BEGIN Text shown

The second post is making sense in stressing that stat is not math. (Or rather, as it should have been stated, it is not only math.) And that (non-statistician) mathematicians should get some preliminary training or exposure to real data when teaching statistics courses. I can certainly remember a few of my (French) stat teachers who had never approached data in their whole life! However, the comment that “foundation of stat is in empirical science and in learning from observed data, not in math” seems to go overboard. As it echoes in negative the complaint from the math teacher that intro statistics courses were “a hodgepodge of recipes” with no mathematical backbone. My feeling there is that, while we certainly do not need measure theory for the earliest statistics courses (Riemann integration is good enough for my second and third year students), we have to anchor statistical techniques into a mathematical bed to avoid them looking as a bag of tricks. I remember after my first (mathematical) statistics course on being puzzled by the lack of direction and/or the multiplicity, when compared with a standard math course. I was missing the decision-theoretic part that was to come later! Had I been exposed to a non-mathematical intro stat course, I do not think I would have persevered in this field! (And I would have moved to differential geometry instead…)

4 Responses to “teachin’ (math?) stat…”

1. I think it is hard to draw clear conclusions without knowing the type of students that make up your audience. I teach part of a course that targets mostly non-math people, so drowning the concepts in math would not be a very useful exercise. Of course if you are a highly-motivated, mathematically-aware student you would struggle to find the course interesting, even when I provide additional material for those students.

END Text shown
BEGIN Records supplied

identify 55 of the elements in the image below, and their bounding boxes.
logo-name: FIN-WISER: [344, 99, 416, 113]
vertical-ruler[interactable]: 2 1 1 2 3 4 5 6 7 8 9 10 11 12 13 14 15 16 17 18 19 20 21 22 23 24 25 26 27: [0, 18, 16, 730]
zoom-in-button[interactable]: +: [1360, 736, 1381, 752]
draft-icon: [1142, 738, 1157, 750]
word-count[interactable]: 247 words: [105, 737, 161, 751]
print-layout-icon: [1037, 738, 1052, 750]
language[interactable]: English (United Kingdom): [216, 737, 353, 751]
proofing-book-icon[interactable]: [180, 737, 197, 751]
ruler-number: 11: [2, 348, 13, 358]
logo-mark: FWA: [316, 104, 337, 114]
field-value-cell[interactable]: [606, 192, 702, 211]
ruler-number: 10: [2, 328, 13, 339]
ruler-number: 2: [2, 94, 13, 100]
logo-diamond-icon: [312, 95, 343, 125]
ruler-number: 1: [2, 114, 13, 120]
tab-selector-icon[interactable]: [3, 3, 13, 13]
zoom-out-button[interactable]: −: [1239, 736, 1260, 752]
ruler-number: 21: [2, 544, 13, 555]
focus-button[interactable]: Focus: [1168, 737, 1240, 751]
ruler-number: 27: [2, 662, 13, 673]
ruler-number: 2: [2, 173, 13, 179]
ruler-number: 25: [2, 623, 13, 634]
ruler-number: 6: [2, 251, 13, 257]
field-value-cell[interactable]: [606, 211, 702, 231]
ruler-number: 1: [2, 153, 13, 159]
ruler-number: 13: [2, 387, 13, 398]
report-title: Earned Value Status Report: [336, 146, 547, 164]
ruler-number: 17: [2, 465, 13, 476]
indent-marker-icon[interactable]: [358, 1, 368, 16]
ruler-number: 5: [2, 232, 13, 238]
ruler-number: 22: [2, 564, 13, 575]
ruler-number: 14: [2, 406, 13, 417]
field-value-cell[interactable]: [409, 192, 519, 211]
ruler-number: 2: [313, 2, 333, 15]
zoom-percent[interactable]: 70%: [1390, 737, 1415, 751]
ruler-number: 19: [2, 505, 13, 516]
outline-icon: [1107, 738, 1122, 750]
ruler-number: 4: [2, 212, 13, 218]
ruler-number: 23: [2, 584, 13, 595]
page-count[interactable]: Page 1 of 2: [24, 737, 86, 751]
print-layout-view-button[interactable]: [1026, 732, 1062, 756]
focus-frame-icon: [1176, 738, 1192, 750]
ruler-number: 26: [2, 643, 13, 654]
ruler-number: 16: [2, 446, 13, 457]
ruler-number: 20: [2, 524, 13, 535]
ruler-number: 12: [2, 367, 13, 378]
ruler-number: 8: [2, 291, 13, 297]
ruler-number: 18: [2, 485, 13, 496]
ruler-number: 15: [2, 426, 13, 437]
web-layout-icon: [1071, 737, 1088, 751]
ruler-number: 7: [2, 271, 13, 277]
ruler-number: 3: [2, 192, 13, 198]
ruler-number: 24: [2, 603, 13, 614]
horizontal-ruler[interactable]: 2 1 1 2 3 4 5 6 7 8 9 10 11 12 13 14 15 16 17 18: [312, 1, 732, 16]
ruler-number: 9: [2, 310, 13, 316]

END Records supplied

Exercise 1:
In the post on teaching statistics, write out the passage starting at "1. I think it" and ending at "for those students.", replacing "audience" with "class".
Exercise 2:
According to the post on teaching statistics, what kind of integration is good enough for the author's second and third year students?
Exercise 3:
Write what follows the last sentence of the post on teaching statistics and its responses.

Reply 1:
1. I think it is hard to draw clear conclusions without knowing the type of students that make up your class. I teach part of a course that targets mostly non-math people, so drowning the concepts in math would not be a very useful exercise. Of course if you are a highly-motivated, mathematically-aware student you would struggle to find the course interesting, even when I provide additional material for those students.

Reply 2:
Riemann integration.

Reply 3:
I don’t like the idea of providing just recipes, although many students that can see they will use stats in their dissertations want to have some recipes. Emphasizing the concepts with example applications seem to make most sense to students.

2. Natesh Pillai Says:

Differential geometry? Really?

• Really!

3. Dan Simpson Says:

I did a non-mathematical intro stats course. I became a numerical analyst.

Most of the people I know who did that course who became researchers in stats actually did something else and sort of “fell into” statistics almost by accident (be it through needing more classes and accidentally taking a fun stats course, or by job opportunity).

I became a statistician because my functional analysis (at the time) wasn’t up to developing mesh-free methods for systems of reaction-diffusion equations and statistics seemed like a nice excuse to compute matrix functions.

I had to re-learn all of the content of the intro course, which, for my purposes was completely useless.

That being said, it’s a question of target audience. At least where I did my study (QUT), the 101 stats course is a large “service teaching” course not strictly aimed at mathematicians. I am told that those who were never likely to become a research statistician quite like the “recipe-based” approach.